• [你要做的]
下面这篇谈晚明日用类书和幽默文化的短文里,点名提到了哪些晚明时期的笑话作品?请列出全部书名,今人辑录的集子不算。

与此相映成趣的是,日用类书的“书启门类”收录了一些专门教人如何求借书画等艺术品、奢侈品的书启活套,如《不求人》卷六辑录了诸如《借画》、《借轿》、《借书》、《借服饰》之类的活套。如《借画》:

欲设小席,以集宾朋,愧乏丹青。执事珍藏琅玕万轴,敢借数轴,以增四壁之光。倘蒙赐允,则茅屋增辉矣。欣慰无量。[4](P253)

这件活套是专门供给那些无力购买字画的下层社会人士使用的,教给他们在宴请宾客时,如何向别人求借字画装饰房间,以使茅屋增辉,脸上增光。众所周知,在封建时代,室内装饰名人字画,出门以轿代步,社交场合着以体面的服饰,这些都是属于士绅官僚等上流社会的雅好及特权。但在晚明之世,却出现了下层社会人士不顾自身条件,盲目效仿、追攀上流社会的现象。对于诗歌的盲目爱好,也是这种社会心理的一种反映。这种雅俗混同的趣尚追求,以及由此映现出的社会阶层界限的浮动交融,正是新兴城市文化的一个鲜明特征。

幽默滑稽作品风行世上,是长期思想专制一旦解禁所释放的一种反弹式情绪的反映。日用类书中诗歌对谐谑价值的肯定,是晚明城市社会幽默文化精神的折射,是对庄严整肃文学传统的一种颠覆。这种文化现象不惟中国历史所独有。法国学者让·诺安曾将人类历史划分为“庄重的时代”和“幽默的时代”,幽默时代的一个重要特征是笑话作品大量产生。欧洲文艺复兴时期幽默作品增速迅猛,“在文艺复兴时期,与中世纪相比,普通的笑话有时是按平方,甚至按立方的速度增长”[6](P187)。这种论述用于中国历史的演进也不无合契之处。从唐宋到晚明之前,传统道德、种种清规戒律牢牢控制着全社会话语权,文学创作多写正言庄语,因此可称为“庄重的时代”。而晚明时期思想多元,诗文写作凸显滑稽,因此堪称为“幽默的时代”。当时笑话作品如雨后春笋,纷纷问世。李贽辑《开卷一笑》,赵南星撰《笑赞》,江盈科著《雪涛小史》、《雪涛谐史》,冯梦龙编《古今谭概》和《笑府》,后又有人托名墨憨斋主人(冯梦龙)撰《广笑府》,等等。今人王利器辑录《历代笑话集》、《历代笑话续集》,包含历代笑话70多种,其中晚明时期的作品占了将近一半。这些作品在思想题旨上的一个突出特点,就是对历史上一切庄严整肃之事物进行无情嘲弄和彻底否定。《开卷一笑》中有一篇《布袋和尚呵呵令》,嘲笑对象从伏羲、神农、尧舜、汤武、孔子、老庄、佛道,直至玉帝、阎王,两仪列圣、各种偶像均在被揶揄、否定之列,将他们头上的神圣光环统统抹煞,并大声呵斥他们“去,去,去!”[7](第1272册,P586)

• [收集的材料]

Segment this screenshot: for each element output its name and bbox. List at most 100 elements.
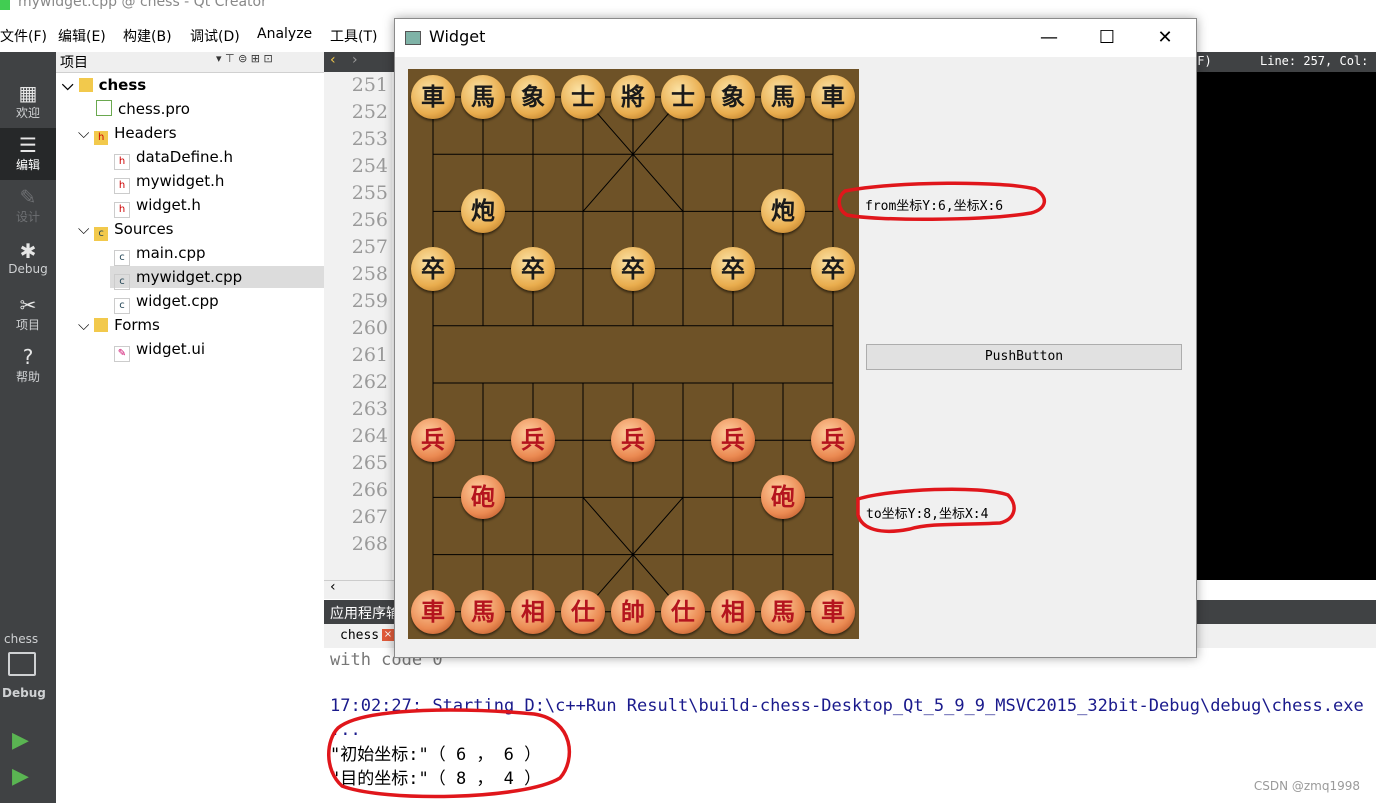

• [正确答案]
《开卷一笑》、《笑赞》、《雪涛小史》、《雪涛谐史》、《古今谭概》、《笑府》、《广笑府》